• LISTING:
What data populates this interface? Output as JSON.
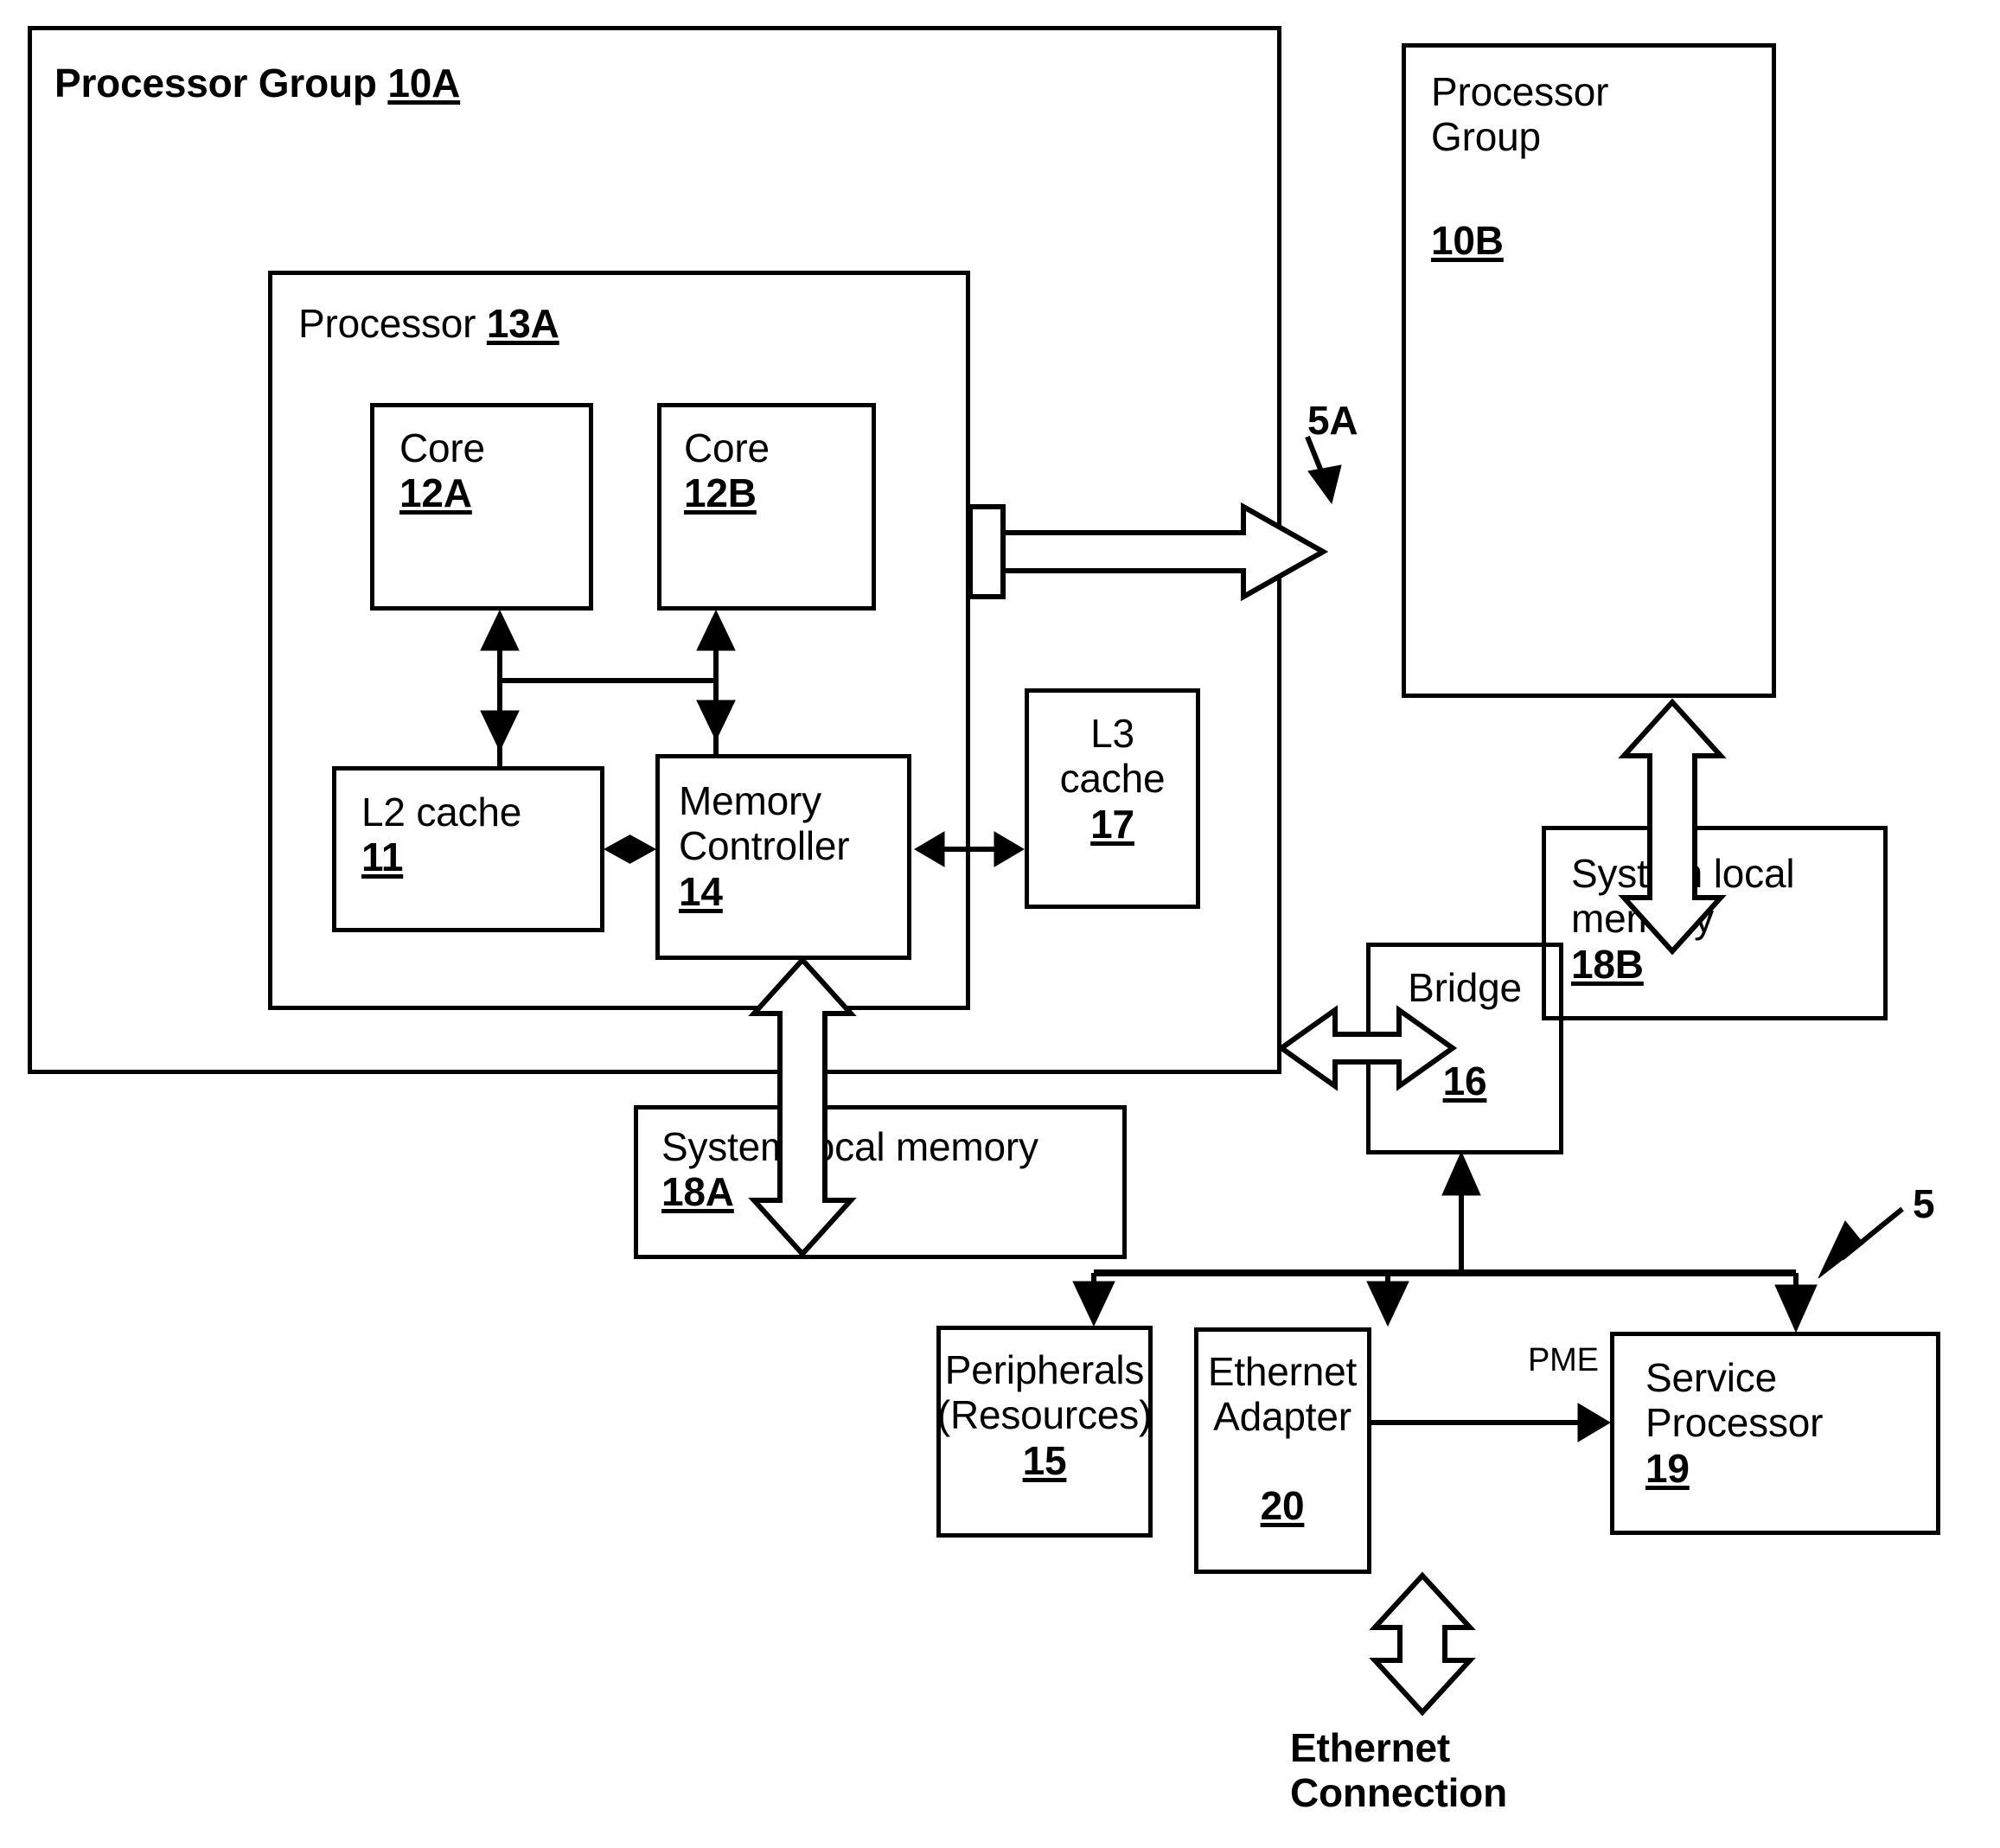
{
  "figure": {
    "type": "patent-block-diagram",
    "background": "#ffffff",
    "stroke": "#000000"
  },
  "blocks": {
    "processor_group_a": {
      "title": "Processor Group ",
      "ref": "10A"
    },
    "processor_a": {
      "title": "Processor ",
      "ref": "13A"
    },
    "core_a": {
      "title": "Core",
      "ref": "12A"
    },
    "core_b": {
      "title": "Core",
      "ref": "12B"
    },
    "l2_cache": {
      "title": "L2 cache",
      "ref": "11"
    },
    "memory_controller": {
      "title": "Memory\nController",
      "ref": "14"
    },
    "l3_cache": {
      "title": "L3\ncache",
      "ref": "17"
    },
    "processor_group_b": {
      "title": "Processor\nGroup",
      "ref": "10B"
    },
    "system_local_memory_b": {
      "title": "System local\nmemory",
      "ref": "18B"
    },
    "system_local_memory_a": {
      "title": "System local memory",
      "ref": "18A"
    },
    "bridge": {
      "title": "Bridge",
      "ref": "16"
    },
    "peripherals": {
      "title": "Peripherals\n(Resources)",
      "ref": "15"
    },
    "ethernet_adapter": {
      "title": "Ethernet\nAdapter",
      "ref": "20"
    },
    "service_processor": {
      "title": "Service\nProcessor",
      "ref": "19"
    }
  },
  "annotations": {
    "interconnect_5a": "5A",
    "bus_5": "5",
    "pme_signal": "PME",
    "ethernet_connection": "Ethernet\nConnection"
  }
}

• EXERCISE AIM: Retype everything in the material word for word, minus pictures.

• TASK OUTPUT:
What data populates this interface? Output as JSON.
{
  "figure": {
    "type": "patent-block-diagram",
    "background": "#ffffff",
    "stroke": "#000000"
  },
  "blocks": {
    "processor_group_a": {
      "title": "Processor Group ",
      "ref": "10A"
    },
    "processor_a": {
      "title": "Processor ",
      "ref": "13A"
    },
    "core_a": {
      "title": "Core",
      "ref": "12A"
    },
    "core_b": {
      "title": "Core",
      "ref": "12B"
    },
    "l2_cache": {
      "title": "L2 cache",
      "ref": "11"
    },
    "memory_controller": {
      "title": "Memory\nController",
      "ref": "14"
    },
    "l3_cache": {
      "title": "L3\ncache",
      "ref": "17"
    },
    "processor_group_b": {
      "title": "Processor\nGroup",
      "ref": "10B"
    },
    "system_local_memory_b": {
      "title": "System local\nmemory",
      "ref": "18B"
    },
    "system_local_memory_a": {
      "title": "System local memory",
      "ref": "18A"
    },
    "bridge": {
      "title": "Bridge",
      "ref": "16"
    },
    "peripherals": {
      "title": "Peripherals\n(Resources)",
      "ref": "15"
    },
    "ethernet_adapter": {
      "title": "Ethernet\nAdapter",
      "ref": "20"
    },
    "service_processor": {
      "title": "Service\nProcessor",
      "ref": "19"
    }
  },
  "annotations": {
    "interconnect_5a": "5A",
    "bus_5": "5",
    "pme_signal": "PME",
    "ethernet_connection": "Ethernet\nConnection"
  }
}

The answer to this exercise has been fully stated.